Data entries for graphics
━━━
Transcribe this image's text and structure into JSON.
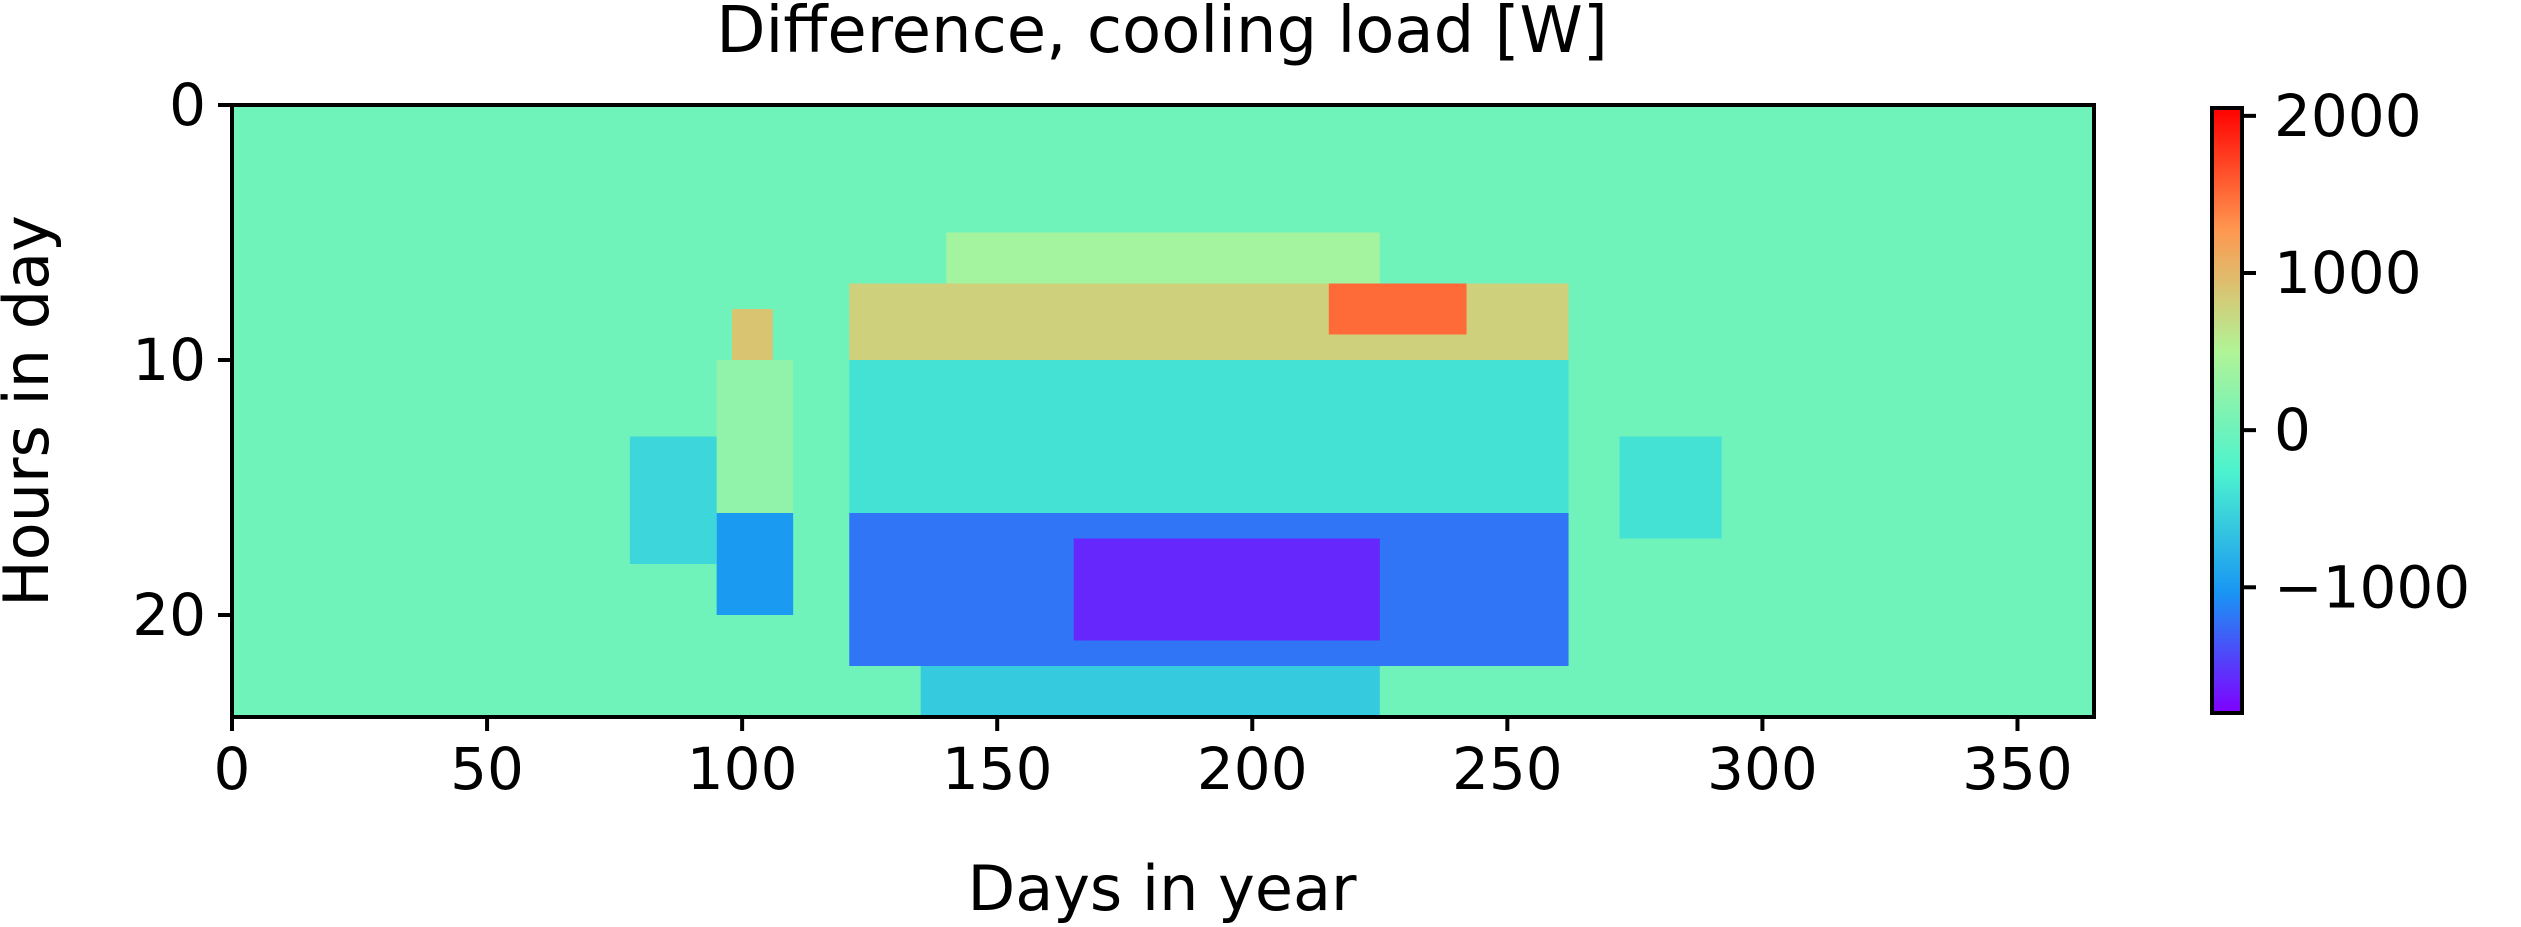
{
  "chart_data": {
    "type": "heatmap",
    "title": "Difference, cooling load [W]",
    "xlabel": "Days in year",
    "ylabel": "Hours in day",
    "xlim": [
      0,
      365
    ],
    "ylim": [
      0,
      24
    ],
    "y_axis_inverted": true,
    "xticks": [
      0,
      50,
      100,
      150,
      200,
      250,
      300,
      350
    ],
    "yticks": [
      0,
      10,
      20
    ],
    "grid": false,
    "colormap": "rainbow",
    "colormap_stops": [
      "#8000ff",
      "#1996f3",
      "#4df3ce",
      "#b2f396",
      "#ff964f",
      "#ff0000"
    ],
    "background_value": 0,
    "colorbar": {
      "label": "",
      "range": [
        -1800,
        2050
      ],
      "ticks": [
        2000,
        1000,
        0,
        -1000
      ],
      "tick_labels": [
        "2000",
        "1000",
        "0",
        "−1000"
      ],
      "placement": "right"
    },
    "rows_description": "hour-of-day bands with approximate mean value per day range",
    "bands": [
      {
        "hours": [
          5,
          7
        ],
        "days": [
          140,
          225
        ],
        "value": 400
      },
      {
        "hours": [
          7,
          10
        ],
        "days": [
          121,
          262
        ],
        "value": 800
      },
      {
        "hours": [
          8,
          10
        ],
        "days": [
          98,
          106
        ],
        "value": 900
      },
      {
        "hours": [
          7,
          9
        ],
        "days": [
          215,
          242
        ],
        "value": 1500
      },
      {
        "hours": [
          10,
          16
        ],
        "days": [
          121,
          262
        ],
        "value": -400
      },
      {
        "hours": [
          10,
          16
        ],
        "days": [
          95,
          110
        ],
        "value": 250
      },
      {
        "hours": [
          16,
          22
        ],
        "days": [
          121,
          262
        ],
        "value": -1200
      },
      {
        "hours": [
          17,
          21
        ],
        "days": [
          165,
          225
        ],
        "value": -1600
      },
      {
        "hours": [
          16,
          20
        ],
        "days": [
          95,
          110
        ],
        "value": -1000
      },
      {
        "hours": [
          22,
          24
        ],
        "days": [
          135,
          225
        ],
        "value": -600
      },
      {
        "hours": [
          13,
          18
        ],
        "days": [
          78,
          95
        ],
        "value": -500
      },
      {
        "hours": [
          13,
          17
        ],
        "days": [
          272,
          292
        ],
        "value": -400
      }
    ]
  }
}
━━━
(Written exercise)
Set each line of the records down exactly, leaving every picture out.

(Exercise output)
Transcribe this image's text and structure into JSON.
{
  "chart_data": {
    "type": "heatmap",
    "title": "Difference, cooling load [W]",
    "xlabel": "Days in year",
    "ylabel": "Hours in day",
    "xlim": [
      0,
      365
    ],
    "ylim": [
      0,
      24
    ],
    "y_axis_inverted": true,
    "xticks": [
      0,
      50,
      100,
      150,
      200,
      250,
      300,
      350
    ],
    "yticks": [
      0,
      10,
      20
    ],
    "grid": false,
    "colormap": "rainbow",
    "colormap_stops": [
      "#8000ff",
      "#1996f3",
      "#4df3ce",
      "#b2f396",
      "#ff964f",
      "#ff0000"
    ],
    "background_value": 0,
    "colorbar": {
      "label": "",
      "range": [
        -1800,
        2050
      ],
      "ticks": [
        2000,
        1000,
        0,
        -1000
      ],
      "tick_labels": [
        "2000",
        "1000",
        "0",
        "−1000"
      ],
      "placement": "right"
    },
    "rows_description": "hour-of-day bands with approximate mean value per day range",
    "bands": [
      {
        "hours": [
          5,
          7
        ],
        "days": [
          140,
          225
        ],
        "value": 400
      },
      {
        "hours": [
          7,
          10
        ],
        "days": [
          121,
          262
        ],
        "value": 800
      },
      {
        "hours": [
          8,
          10
        ],
        "days": [
          98,
          106
        ],
        "value": 900
      },
      {
        "hours": [
          7,
          9
        ],
        "days": [
          215,
          242
        ],
        "value": 1500
      },
      {
        "hours": [
          10,
          16
        ],
        "days": [
          121,
          262
        ],
        "value": -400
      },
      {
        "hours": [
          10,
          16
        ],
        "days": [
          95,
          110
        ],
        "value": 250
      },
      {
        "hours": [
          16,
          22
        ],
        "days": [
          121,
          262
        ],
        "value": -1200
      },
      {
        "hours": [
          17,
          21
        ],
        "days": [
          165,
          225
        ],
        "value": -1600
      },
      {
        "hours": [
          16,
          20
        ],
        "days": [
          95,
          110
        ],
        "value": -1000
      },
      {
        "hours": [
          22,
          24
        ],
        "days": [
          135,
          225
        ],
        "value": -600
      },
      {
        "hours": [
          13,
          18
        ],
        "days": [
          78,
          95
        ],
        "value": -500
      },
      {
        "hours": [
          13,
          17
        ],
        "days": [
          272,
          292
        ],
        "value": -400
      }
    ]
  }
}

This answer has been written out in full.